Task: Report how many lines contain "闭关锁国". Give the number and nothing else.

## BEGIN

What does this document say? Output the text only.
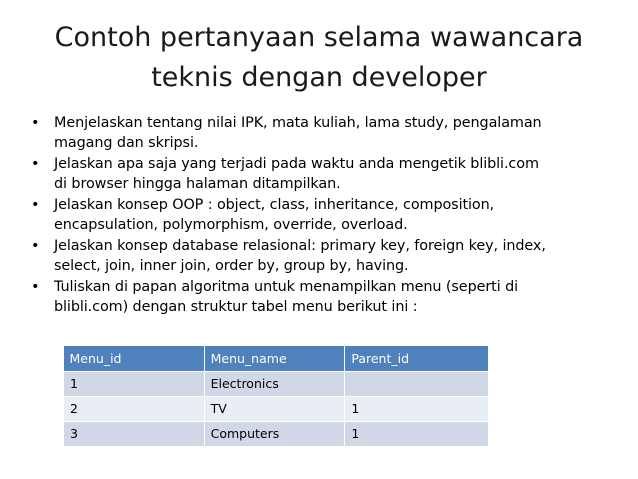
Contoh pertanyaan selama wawancara
teknis dengan developer
• Menjelaskan tentang nilai IPK, mata kuliah, lama study, pengalaman
magang dan skripsi.
• Jelaskan apa saja yang terjadi pada waktu anda mengetik blibli.com
di browser hingga halaman ditampilkan.
• Jelaskan konsep OOP : object, class, inheritance, composition,
encapsulation, polymorphism, override, overload.
• Jelaskan konsep database relasional: primary key, foreign key, index,
select, join, inner join, order by, group by, having.
• Tuliskan di papan algoritma untuk menampilkan menu (seperti di
blibli.com) dengan struktur tabel menu berikut ini :
Menu_id	Menu_name	Parent_id
1	Electronics	
2	TV	1
3	Computers	1
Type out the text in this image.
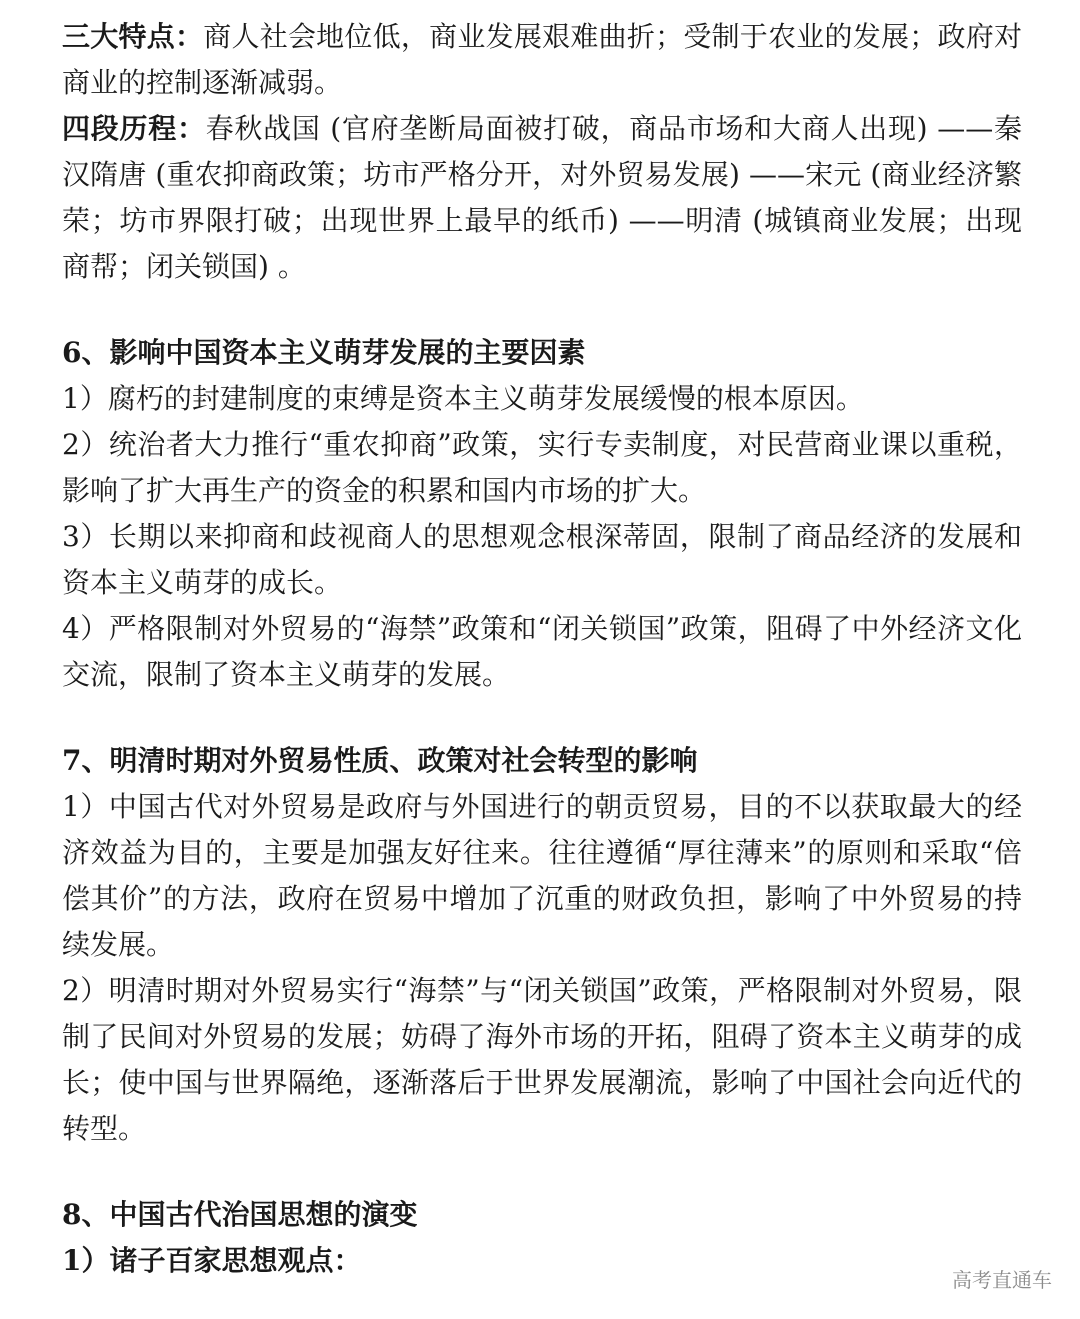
三大特点：商人社会地位低，商业发展艰难曲折；受制于农业的发展；政府对商业的控制逐渐减弱。

四段历程：春秋战国 (官府垄断局面被打破，商品市场和大商人出现) ——秦汉隋唐 (重农抑商政策；坊市严格分开，对外贸易发展) ——宋元 (商业经济繁荣；坊市界限打破；出现世界上最早的纸币) ——明清 (城镇商业发展；出现商帮；闭关锁国) 。

6、影响中国资本主义萌芽发展的主要因素

1）腐朽的封建制度的束缚是资本主义萌芽发展缓慢的根本原因。

2）统治者大力推行“重农抑商”政策，实行专卖制度，对民营商业课以重税，影响了扩大再生产的资金的积累和国内市场的扩大。

3）长期以来抑商和歧视商人的思想观念根深蒂固，限制了商品经济的发展和资本主义萌芽的成长。

4）严格限制对外贸易的“海禁”政策和“闭关锁国”政策，阻碍了中外经济文化交流，限制了资本主义萌芽的发展。

7、明清时期对外贸易性质、政策对社会转型的影响

1）中国古代对外贸易是政府与外国进行的朝贡贸易，目的不以获取最大的经济效益为目的，主要是加强友好往来。往往遵循“厚往薄来”的原则和采取“倍偿其价”的方法，政府在贸易中增加了沉重的财政负担，影响了中外贸易的持续发展。

2）明清时期对外贸易实行“海禁”与“闭关锁国”政策，严格限制对外贸易，限制了民间对外贸易的发展；妨碍了海外市场的开拓，阻碍了资本主义萌芽的成长；使中国与世界隔绝，逐渐落后于世界发展潮流，影响了中国社会向近代的转型。

8、中国古代治国思想的演变

1）诸子百家思想观点：

高考直通车
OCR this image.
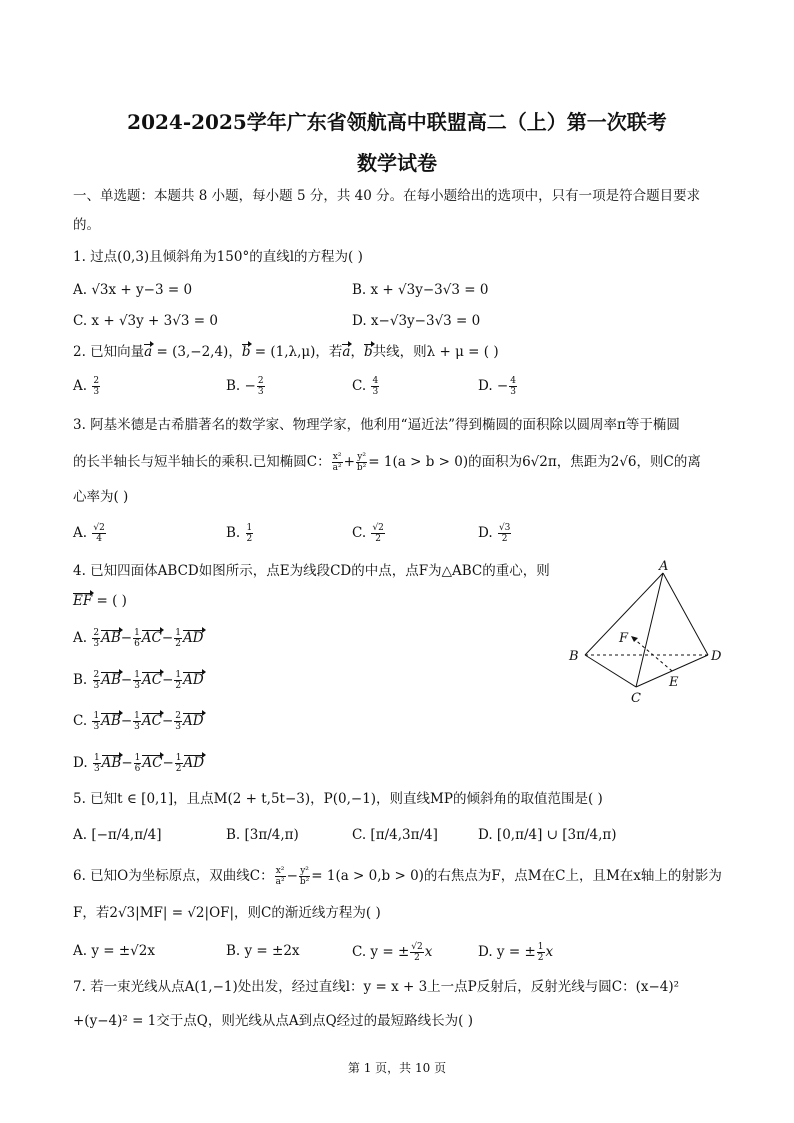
2024-2025学年广东省领航高中联盟高二（上）第一次联考
数学试卷
一、单选题：本题共 8 小题，每小题 5 分，共 40 分。在每小题给出的选项中，只有一项是符合题目要求
的。
1. 过点(0,3)且倾斜角为150°的直线l的方程为( )
A. √3x + y−3 = 0	B. x + √3y−3√3 = 0
C. x + √3y + 3√3 = 0	D. x−√3y−3√3 = 0
2. 已知向量a = (3,−2,4)，b = (1,λ,μ)，若a，b共线，则λ + μ = ( )
A. $\frac{2}{3}$	B. − $\frac{2}{3}$	C. $\frac{4}{3}$	D. − $\frac{4}{3}$
3. 阿基米德是古希腊著名的数学家、物理学家，他利用“逼近法”得到椭圆的面积除以圆周率π等于椭圆
的长半轴长与短半轴长的乘积.已知椭圆C： $\frac{\text{x²}}{\text{a²}} + \frac{\text{y²}}{\text{b²}} = 1(a > b > 0)$的面积为6√2π，焦距为2√6，则C的离
心率为( )
A. $\frac{√2}{4}$	B. $\frac{1}{2}$	C. $\frac{√2}{2}$	D. $\frac{√3}{2}$
4. 已知四面体ABCD如图所示，点E为线段CD的中点，点F为△ABC的重心，则
EF = ( )
A. $\frac{2}{3} AB- \frac{1}{6} AC- \frac{1}{2}$ AD
B. $\frac{2}{3} AB- \frac{1}{3} AC- \frac{1}{2}$ AD
C. $\frac{1}{3} AB- \frac{1}{3} AC- \frac{2}{3}$ AD
D. $\frac{1}{3} AB- \frac{1}{6} AC- \frac{1}{2}$ AD
A
B
C
D
E
F
5. 已知t ∈ [0,1]，且点M(2 + t,5t−3)，P(0,−1)，则直线MP的倾斜角的取值范围是( )
A. [−π/4,π/4]	B. [3π/4,π)	C. [π/4,3π/4]	D. [0,π/4] ∪ [3π/4,π)
6. 已知O为坐标原点，双曲线C： $\frac{\text{x²}}{\text{a²}} - \frac{\text{y²}}{\text{b²}} = 1(a > 0,b > 0)$的右焦点为F，点M在C上，且M在x轴上的射影为
F，若2√3|MF| = √2|OF|，则C的渐近线方程为( )
A. y = ±√2x	B. y = ±2x	C. y = ± $\frac{√2}{2}$ x	D. y = ± $\frac{1}{2}$ x
7. 若一束光线从点A(1,−1)处出发，经过直线l：y = x + 3上一点P反射后，反射光线与圆C：(x−4)²
+(y−4)² = 1交于点Q，则光线从点A到点Q经过的最短路线长为( )
第 1 页，共 10 页
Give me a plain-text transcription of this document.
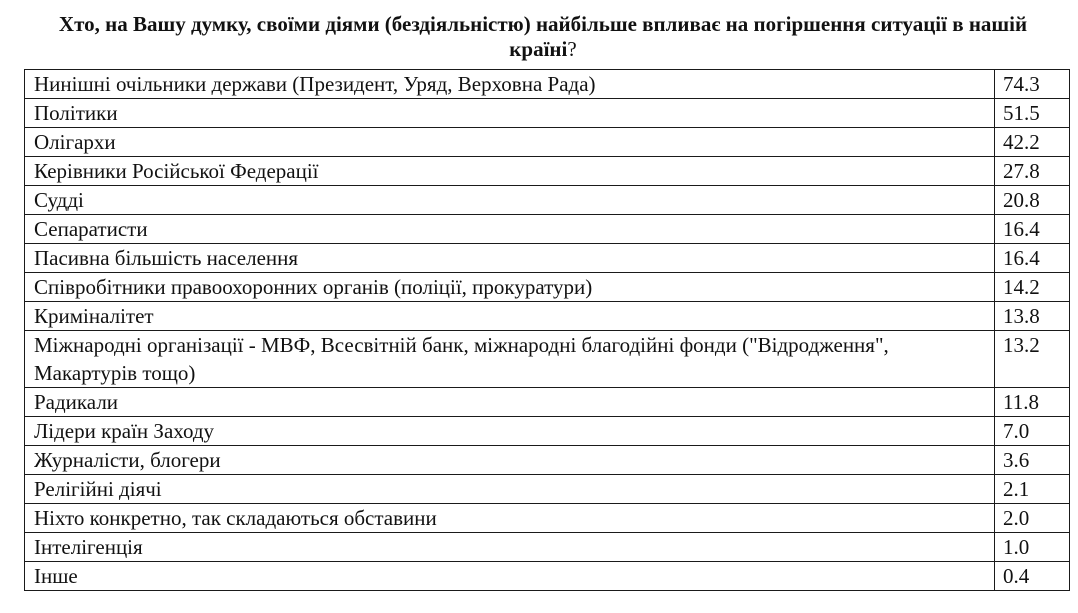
Хто, на Вашу думку, своїми діями (бездіяльністю) найбільше впливає на погіршення ситуації в нашій країні?
Нинішні очільники держави (Президент, Уряд, Верховна Рада)	74.3
Політики	51.5
Олігархи	42.2
Керівники Російської Федерації	27.8
Судді	20.8
Сепаратисти	16.4
Пасивна більшість населення	16.4
Співробітники правоохоронних органів (поліції, прокуратури)	14.2
Криміналітет	13.8
Міжнародні організації - МВФ, Всесвітній банк, міжнародні благодійні фонди ("Відродження", Макартурів тощо)	13.2
Радикали	11.8
Лідери країн Заходу	7.0
Журналісти, блогери	3.6
Релігійні діячі	2.1
Ніхто конкретно, так складаються обставини	2.0
Інтелігенція	1.0
Інше	0.4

## END

Answer: 3